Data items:

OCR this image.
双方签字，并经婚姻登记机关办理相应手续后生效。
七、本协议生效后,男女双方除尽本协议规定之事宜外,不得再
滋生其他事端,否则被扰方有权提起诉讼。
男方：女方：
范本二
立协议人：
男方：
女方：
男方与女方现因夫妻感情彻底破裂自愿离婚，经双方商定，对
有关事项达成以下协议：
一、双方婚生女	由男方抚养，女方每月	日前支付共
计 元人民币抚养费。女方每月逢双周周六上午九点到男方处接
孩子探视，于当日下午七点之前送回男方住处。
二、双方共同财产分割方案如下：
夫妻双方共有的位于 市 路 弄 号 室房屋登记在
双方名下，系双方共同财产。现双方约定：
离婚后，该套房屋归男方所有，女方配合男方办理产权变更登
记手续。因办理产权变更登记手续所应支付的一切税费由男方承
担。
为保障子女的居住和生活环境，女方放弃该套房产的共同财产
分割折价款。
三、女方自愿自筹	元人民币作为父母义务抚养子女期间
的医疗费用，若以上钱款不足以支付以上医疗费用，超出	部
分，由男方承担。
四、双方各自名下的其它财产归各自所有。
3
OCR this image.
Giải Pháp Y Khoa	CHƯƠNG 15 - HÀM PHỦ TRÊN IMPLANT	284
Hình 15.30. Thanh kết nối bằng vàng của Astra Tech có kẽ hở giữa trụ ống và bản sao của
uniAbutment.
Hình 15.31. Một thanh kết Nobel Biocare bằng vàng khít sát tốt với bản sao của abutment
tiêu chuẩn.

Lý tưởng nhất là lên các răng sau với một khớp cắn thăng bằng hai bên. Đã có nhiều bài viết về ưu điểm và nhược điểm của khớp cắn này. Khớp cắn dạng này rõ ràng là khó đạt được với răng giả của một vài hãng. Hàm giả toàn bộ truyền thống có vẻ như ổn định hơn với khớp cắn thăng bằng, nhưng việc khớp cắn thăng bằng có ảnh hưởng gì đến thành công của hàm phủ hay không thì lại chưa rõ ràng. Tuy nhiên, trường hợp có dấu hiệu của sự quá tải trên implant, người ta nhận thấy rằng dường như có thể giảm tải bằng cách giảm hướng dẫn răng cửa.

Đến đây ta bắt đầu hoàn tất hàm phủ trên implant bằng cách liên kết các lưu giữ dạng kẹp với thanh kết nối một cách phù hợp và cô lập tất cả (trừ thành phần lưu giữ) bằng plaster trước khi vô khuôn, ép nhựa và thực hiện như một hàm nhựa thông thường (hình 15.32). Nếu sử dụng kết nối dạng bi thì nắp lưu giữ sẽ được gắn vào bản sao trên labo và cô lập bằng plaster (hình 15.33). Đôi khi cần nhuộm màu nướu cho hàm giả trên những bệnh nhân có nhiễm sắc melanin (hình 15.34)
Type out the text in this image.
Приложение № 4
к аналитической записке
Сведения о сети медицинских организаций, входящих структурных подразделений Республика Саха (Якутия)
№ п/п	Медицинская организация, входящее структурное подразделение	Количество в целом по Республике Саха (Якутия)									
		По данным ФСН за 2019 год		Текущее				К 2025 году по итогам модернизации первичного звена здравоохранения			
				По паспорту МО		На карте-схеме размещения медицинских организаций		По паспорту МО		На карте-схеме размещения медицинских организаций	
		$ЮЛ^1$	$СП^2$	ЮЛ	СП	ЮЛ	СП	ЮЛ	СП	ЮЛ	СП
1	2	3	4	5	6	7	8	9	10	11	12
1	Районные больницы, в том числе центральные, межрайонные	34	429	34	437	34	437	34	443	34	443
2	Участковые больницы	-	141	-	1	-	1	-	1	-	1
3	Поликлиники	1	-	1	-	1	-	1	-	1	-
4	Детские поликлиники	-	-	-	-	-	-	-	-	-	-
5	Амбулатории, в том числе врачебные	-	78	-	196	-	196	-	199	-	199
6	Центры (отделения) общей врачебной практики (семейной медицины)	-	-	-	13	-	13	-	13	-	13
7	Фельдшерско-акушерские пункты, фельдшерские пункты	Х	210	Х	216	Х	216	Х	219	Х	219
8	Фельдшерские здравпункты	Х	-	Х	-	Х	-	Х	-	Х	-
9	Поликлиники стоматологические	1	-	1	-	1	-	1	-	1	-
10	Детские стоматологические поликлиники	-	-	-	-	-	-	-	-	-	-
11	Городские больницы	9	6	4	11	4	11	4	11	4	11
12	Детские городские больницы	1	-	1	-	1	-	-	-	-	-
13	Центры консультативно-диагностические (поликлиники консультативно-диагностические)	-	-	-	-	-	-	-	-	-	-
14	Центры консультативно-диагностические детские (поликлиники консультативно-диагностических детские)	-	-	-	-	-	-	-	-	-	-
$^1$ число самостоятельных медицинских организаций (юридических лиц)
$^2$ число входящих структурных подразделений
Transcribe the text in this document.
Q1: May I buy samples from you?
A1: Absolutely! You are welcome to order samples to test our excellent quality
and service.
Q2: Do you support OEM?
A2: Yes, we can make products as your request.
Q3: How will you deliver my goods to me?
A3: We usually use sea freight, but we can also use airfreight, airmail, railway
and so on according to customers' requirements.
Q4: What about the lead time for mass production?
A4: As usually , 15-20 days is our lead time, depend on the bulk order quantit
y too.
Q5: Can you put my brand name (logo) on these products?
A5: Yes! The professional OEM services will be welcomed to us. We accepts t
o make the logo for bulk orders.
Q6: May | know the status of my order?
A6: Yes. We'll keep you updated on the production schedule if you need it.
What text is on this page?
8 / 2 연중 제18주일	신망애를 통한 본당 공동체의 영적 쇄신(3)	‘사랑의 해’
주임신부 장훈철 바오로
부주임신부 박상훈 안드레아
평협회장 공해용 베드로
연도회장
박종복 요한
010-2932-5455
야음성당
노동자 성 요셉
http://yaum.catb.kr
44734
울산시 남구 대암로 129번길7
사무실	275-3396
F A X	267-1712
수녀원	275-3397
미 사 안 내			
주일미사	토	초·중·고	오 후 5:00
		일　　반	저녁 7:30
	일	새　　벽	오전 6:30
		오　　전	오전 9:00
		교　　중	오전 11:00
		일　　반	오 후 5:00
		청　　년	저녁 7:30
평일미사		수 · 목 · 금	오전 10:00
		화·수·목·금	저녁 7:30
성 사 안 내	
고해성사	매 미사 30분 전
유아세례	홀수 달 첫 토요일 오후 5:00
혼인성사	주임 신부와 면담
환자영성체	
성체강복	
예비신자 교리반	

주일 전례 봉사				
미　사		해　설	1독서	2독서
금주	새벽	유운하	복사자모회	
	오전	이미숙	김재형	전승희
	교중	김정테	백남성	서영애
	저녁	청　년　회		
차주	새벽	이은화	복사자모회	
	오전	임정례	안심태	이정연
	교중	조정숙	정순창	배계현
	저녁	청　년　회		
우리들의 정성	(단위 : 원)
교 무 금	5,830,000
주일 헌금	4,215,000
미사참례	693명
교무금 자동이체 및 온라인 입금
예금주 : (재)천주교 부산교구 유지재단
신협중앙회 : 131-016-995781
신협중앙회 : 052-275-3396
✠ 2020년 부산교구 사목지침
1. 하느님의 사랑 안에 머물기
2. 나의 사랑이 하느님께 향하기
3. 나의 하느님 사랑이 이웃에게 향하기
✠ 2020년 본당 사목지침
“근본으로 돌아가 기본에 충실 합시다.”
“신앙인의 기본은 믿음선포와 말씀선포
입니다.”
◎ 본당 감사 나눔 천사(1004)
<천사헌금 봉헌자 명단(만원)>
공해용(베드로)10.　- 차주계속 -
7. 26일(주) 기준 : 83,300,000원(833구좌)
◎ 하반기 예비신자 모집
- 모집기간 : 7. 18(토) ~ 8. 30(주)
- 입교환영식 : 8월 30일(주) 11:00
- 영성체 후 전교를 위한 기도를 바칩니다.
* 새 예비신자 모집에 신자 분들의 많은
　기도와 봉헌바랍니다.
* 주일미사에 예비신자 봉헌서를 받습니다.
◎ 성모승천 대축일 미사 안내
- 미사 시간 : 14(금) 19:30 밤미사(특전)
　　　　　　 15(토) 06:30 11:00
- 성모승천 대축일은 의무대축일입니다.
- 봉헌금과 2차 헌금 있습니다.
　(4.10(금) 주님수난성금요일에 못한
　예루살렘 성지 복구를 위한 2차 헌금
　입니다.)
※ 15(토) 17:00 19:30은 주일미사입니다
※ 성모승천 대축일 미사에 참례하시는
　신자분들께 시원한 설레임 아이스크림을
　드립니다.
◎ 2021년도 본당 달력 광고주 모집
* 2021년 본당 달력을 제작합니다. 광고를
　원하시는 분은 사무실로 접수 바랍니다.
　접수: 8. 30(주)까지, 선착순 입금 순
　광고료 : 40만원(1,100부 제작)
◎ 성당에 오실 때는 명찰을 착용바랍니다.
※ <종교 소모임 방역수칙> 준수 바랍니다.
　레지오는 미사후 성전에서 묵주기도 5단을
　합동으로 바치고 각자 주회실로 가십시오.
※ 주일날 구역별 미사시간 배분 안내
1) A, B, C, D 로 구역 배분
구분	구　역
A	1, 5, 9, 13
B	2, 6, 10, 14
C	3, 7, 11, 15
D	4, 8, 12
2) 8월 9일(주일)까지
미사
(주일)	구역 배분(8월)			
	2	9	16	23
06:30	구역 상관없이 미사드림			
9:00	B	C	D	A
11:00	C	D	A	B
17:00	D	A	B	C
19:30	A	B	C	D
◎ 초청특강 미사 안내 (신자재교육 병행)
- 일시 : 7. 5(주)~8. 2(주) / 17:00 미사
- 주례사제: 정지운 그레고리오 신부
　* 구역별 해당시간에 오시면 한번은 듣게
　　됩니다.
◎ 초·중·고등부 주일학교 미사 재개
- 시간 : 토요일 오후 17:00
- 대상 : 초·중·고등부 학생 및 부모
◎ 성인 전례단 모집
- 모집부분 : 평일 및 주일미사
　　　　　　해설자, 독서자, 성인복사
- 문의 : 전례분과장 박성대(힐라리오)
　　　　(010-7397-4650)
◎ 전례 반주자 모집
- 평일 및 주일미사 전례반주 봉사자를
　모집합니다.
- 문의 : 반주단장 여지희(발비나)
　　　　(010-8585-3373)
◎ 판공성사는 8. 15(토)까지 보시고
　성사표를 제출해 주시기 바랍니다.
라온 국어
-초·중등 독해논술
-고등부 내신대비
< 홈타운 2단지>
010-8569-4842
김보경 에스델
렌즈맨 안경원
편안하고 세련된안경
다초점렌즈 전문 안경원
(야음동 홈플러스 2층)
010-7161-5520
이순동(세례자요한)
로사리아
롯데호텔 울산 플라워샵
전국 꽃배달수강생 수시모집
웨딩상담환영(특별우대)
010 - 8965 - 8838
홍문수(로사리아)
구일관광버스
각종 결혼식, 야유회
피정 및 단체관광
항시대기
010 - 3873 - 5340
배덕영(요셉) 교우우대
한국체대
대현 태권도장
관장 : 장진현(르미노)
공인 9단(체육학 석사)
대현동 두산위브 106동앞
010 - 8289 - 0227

**WORK INSTRUCTIONS**
Scan the material line by line and report each one that contains "products".

**SOLUTION**
A2: Yes, we can make products as your request.
Q5: Can you put my brand name (logo) on these products?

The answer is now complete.